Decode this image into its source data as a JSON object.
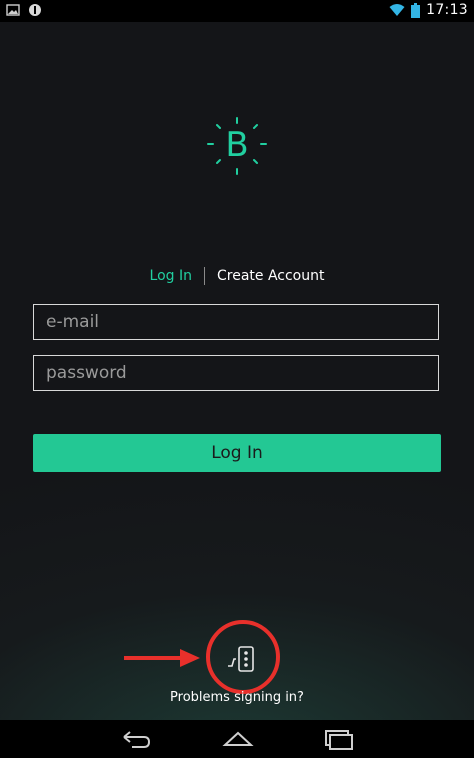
{
  "status_bar": {
    "time": "17:13",
    "left_icons": [
      "image-icon",
      "blynk-notification-icon"
    ],
    "right_icons": [
      "wifi-icon",
      "battery-icon"
    ]
  },
  "logo": {
    "letter": "B",
    "accent": "#21cfa0"
  },
  "tabs": {
    "login": "Log In",
    "create": "Create Account"
  },
  "form": {
    "email_placeholder": "e-mail",
    "email_value": "",
    "password_placeholder": "password",
    "password_value": ""
  },
  "login_button": {
    "label": "Log In",
    "color": "#23c894"
  },
  "problems": {
    "label": "Problems signing in?"
  },
  "annotation": {
    "color": "#e8302b"
  },
  "nav_bar": {
    "icons": [
      "back-icon",
      "home-icon",
      "recents-icon"
    ]
  }
}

Brief:
Repeat verbatim all the material, but not the pictures.

Right answer:
Decode this image into its source data as a JSON object.
{
  "status_bar": {
    "time": "17:13",
    "left_icons": [
      "image-icon",
      "blynk-notification-icon"
    ],
    "right_icons": [
      "wifi-icon",
      "battery-icon"
    ]
  },
  "logo": {
    "letter": "B",
    "accent": "#21cfa0"
  },
  "tabs": {
    "login": "Log In",
    "create": "Create Account"
  },
  "form": {
    "email_placeholder": "e-mail",
    "email_value": "",
    "password_placeholder": "password",
    "password_value": ""
  },
  "login_button": {
    "label": "Log In",
    "color": "#23c894"
  },
  "problems": {
    "label": "Problems signing in?"
  },
  "annotation": {
    "color": "#e8302b"
  },
  "nav_bar": {
    "icons": [
      "back-icon",
      "home-icon",
      "recents-icon"
    ]
  }
}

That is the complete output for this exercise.